Briargrove Shopping Center Joint Venture v. Vilar, Inc.

Decision Date30 November 1982
Docket NumberNo. 01-81-0847-CV,01-81-0847-CV
Citation647 S.W.2d 329
PartiesBRIARGROVE SHOPPING CENTER JOINT VENTURE, Appellant, v. VILAR, INC., Appellee. (1st Dist.)
CourtTexas Court of Appeals

Brice Tondre, Houston, for appellant.

Michael Neel, Houston, for appellee.

Before EVANS, C.J., and DYESS and STILLEY, JJ.

OPINION

DYESS, Justice.

The appellant brought this suit in the court below claiming that the appellee violated the terms of a lease entered into between the two. The appellee filed a cross claim against the appellant alleging that the appellant constructively evicted the appellee, thereby breaching the lease and causing the appellee to incur expenses it would not otherwise have incurred. The trial was before a jury which decided in favor of the appellee.

The appellant raises seventeen points of error, all of which we overrule, affirming the judgment below.

In September 1975 the appellant, Briargrove Shopping Center, leased a warehouse at the back of the shopping center to the appellee, Vilar, Inc., d/b/a Swedish Auto Repair, for a period of three years. There were two aspects of the property that were appealing to Rolf Larsson, the President of appellee: (1) the cost of renting the building, which was only $0.10 per square foot and (2) a vacant concrete area in front of the building that would hold a number of cars. Larsson testified that it would be impossible for an auto repair shop to profitably exist without the use of a parking lot near the garage on which cars could be parked when they were not being worked on.

When Larsson signed the lease, there was no discussion of rules or regulations concerning the parking area in front of the premises, though an agreement was made that mechanics would not work on cars on the parking area outside of the shop.

In July, Larsson learned that the Shopping Center planned to build a theatre in front of his shop. Although this worried him slightly, it did not appear at that time that the theatre would take up a major portion of the area in front of the shop. The shop, located behind the shopping center, was situated at the intersection of two alleyways, one leading from the street in front of the shopping center to the back of the shopping center, the second providing access from a side street.

* _RECORDS SHOWN_:
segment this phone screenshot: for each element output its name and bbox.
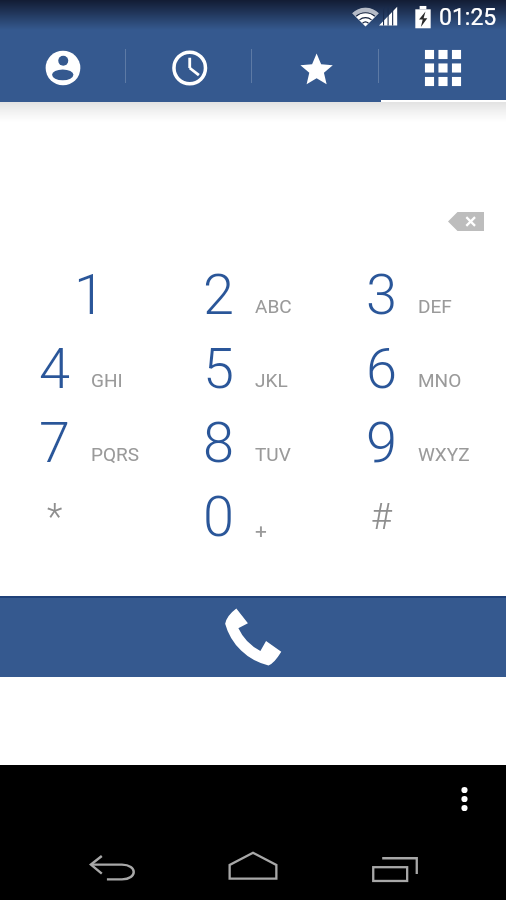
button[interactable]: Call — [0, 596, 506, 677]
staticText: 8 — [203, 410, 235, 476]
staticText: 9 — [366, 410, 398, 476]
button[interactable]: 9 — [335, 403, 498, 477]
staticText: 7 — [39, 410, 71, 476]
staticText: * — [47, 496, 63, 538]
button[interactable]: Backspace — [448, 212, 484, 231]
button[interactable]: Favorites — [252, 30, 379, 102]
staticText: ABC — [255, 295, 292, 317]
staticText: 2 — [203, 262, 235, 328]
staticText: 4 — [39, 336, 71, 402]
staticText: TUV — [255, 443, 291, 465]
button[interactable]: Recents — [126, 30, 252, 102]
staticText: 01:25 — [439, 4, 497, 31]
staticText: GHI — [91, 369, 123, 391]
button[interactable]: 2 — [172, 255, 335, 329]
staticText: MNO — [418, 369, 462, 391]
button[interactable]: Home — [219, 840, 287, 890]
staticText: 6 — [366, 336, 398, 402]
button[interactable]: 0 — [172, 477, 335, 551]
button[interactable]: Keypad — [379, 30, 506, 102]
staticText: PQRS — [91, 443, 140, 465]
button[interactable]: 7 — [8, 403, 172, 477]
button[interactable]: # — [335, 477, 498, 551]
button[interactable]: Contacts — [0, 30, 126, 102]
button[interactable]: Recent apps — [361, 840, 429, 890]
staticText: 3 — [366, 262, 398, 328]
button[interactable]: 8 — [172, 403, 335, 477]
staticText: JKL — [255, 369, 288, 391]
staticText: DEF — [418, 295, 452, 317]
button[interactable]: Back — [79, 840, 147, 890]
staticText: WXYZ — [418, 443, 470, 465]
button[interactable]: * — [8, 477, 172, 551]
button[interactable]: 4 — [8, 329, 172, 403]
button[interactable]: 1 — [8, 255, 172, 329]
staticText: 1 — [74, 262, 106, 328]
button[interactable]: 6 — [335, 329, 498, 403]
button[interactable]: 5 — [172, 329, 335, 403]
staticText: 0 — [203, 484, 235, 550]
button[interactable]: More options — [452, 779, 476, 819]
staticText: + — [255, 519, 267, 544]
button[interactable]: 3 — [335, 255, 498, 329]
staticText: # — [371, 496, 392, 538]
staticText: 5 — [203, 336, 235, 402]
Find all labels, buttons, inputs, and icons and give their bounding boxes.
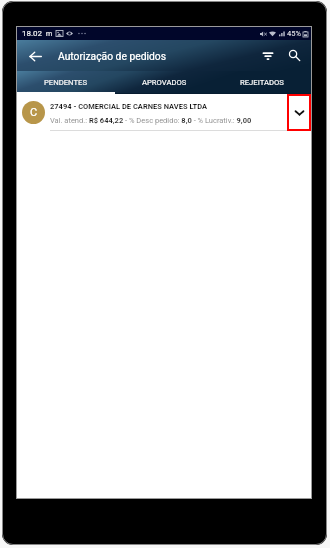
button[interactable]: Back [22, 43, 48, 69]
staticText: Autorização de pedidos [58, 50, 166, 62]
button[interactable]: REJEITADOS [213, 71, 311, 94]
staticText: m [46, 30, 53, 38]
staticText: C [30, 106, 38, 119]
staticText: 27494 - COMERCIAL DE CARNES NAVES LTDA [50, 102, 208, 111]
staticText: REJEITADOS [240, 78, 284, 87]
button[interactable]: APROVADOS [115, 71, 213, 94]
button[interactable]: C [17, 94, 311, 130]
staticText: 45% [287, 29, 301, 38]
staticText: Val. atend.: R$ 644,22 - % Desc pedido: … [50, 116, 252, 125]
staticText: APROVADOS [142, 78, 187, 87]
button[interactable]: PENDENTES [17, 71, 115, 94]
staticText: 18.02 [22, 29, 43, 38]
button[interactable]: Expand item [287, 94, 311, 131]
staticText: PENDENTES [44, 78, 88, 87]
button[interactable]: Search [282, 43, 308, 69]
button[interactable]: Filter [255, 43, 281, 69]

* _TASK DESCRIPTION_: Write the next part of the opinion in the Briargrove lease dispute, starting after its final sentence.

* _RESPONSE TO THIS TASK_:
The construction began around September or October of 1976 and continued at least through December 31, 1976, when Larsson moved to a new location. There was testimony that the construction consumed all but a strip of ten feet in front of the shop. One of the two accessways to the repair shop was completely cut off, except for a shell driveway built around the construction site, and even the shell driveway was often impassable for cars because it was so muddy. The other alleyway (hereinafter referred to as the concrete alleyway) was also frequently blocked by workmen and machines. One of Larsson's customers testified that on at least one occasion he was blocked in by delivery trucks.

Not only did Larsson receive complaints from customers, but also from his mechanics, who were forced to walk much farther to reach the cars and to wash their feet before getting into the cars because of the muddy conditions around the construction. Larsson was allowed to park some cars along the concrete alleyway during the construction but he was told that after the completion of the theatre, the alleyway would return to a no-parking zone. Larsson decided that he could no longer continue a profitable business at Briargrove Shopping Center without sufficient parking near the shop. He was also afraid of losing some of his mechanics so he rented a new shop, and moved there as of January 1, 1977. Thus, December, 1976 was the last month for which he paid rent on his three year lease at Briargrove.

The appellant's first six points of error pertain to special issue number one by which the jury was asked if Briargrove breached the lease it signed with Swedish Auto, and if the breach was a material breach.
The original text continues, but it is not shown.